▶ ИСХОДНЫЙ ОТРЫВОК:
Русская философия смерти. Антология - Коллектив авторов (книги TXT) 📗
10. Узнав в своей муке душевное гниение или умирание, я сразу несколько успокоился. (Вероятно, отсюда и перемена стиля, и, в частности, немного не к месту игривое обращение к Вам, моя читательница.) Успокоился же я, несомненно, оттого, что все до сих пор сказанное было художественным творчеством, то есть – поэтическим и, стало быть, самым точным восприятием себя, обещанною поэмою. Ведь суть поэзии как раз в том, что она возносит поэта над ним самим. Не следует только успокаиваться на мысли о высоте своего созерцания. Но как замечу это, так сейчас же снова разоблачу свою низость и, следовательно, подымусь еще выше. Так и буду орлом не сидеть на высоте, а парить над собою: там, где еще не сознаю, что я парю.

▶ ФРАГМЕНТ НАБОРА ДАННЫХ:
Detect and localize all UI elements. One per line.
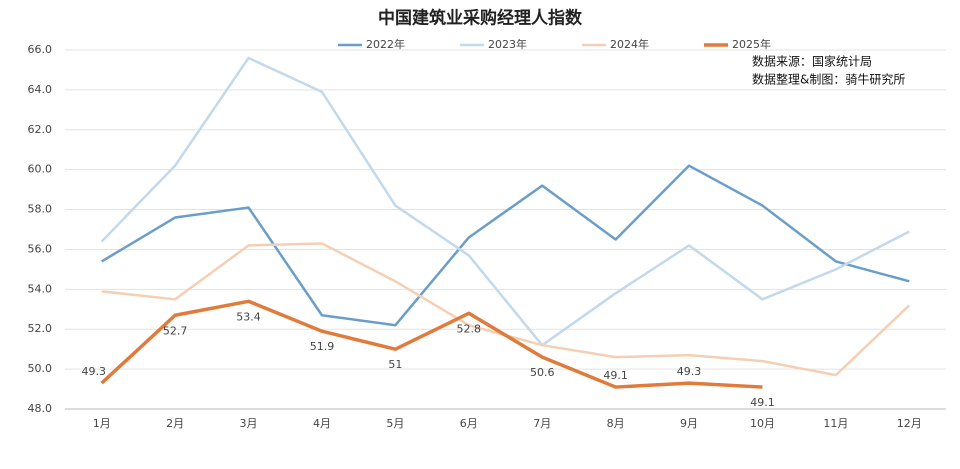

▶ ЗАДАНИЕ:
Перепишите без изменений часть исходного отрывка от слов «Русская философия смерти.» до слов «что я парю.».

▶ ОТВЕТ:
Русская философия смерти. Антология - Коллектив авторов (книги TXT) 📗
10. Узнав в своей муке душевное гниение или умирание, я сразу несколько успокоился. (Вероятно, отсюда и перемена стиля, и, в частности, немного не к месту игривое обращение к Вам, моя читательница.) Успокоился же я, несомненно, оттого, что все до сих пор сказанное было художественным творчеством, то есть – поэтическим и, стало быть, самым точным восприятием себя, обещанною поэмою. Ведь суть поэзии как раз в том, что она возносит поэта над ним самим. Не следует только успокаиваться на мысли о высоте своего созерцания. Но как замечу это, так сейчас же снова разоблачу свою низость и, следовательно, подымусь еще выше. Так и буду орлом не сидеть на высоте, а парить над собою: там, где еще не сознаю, что я парю.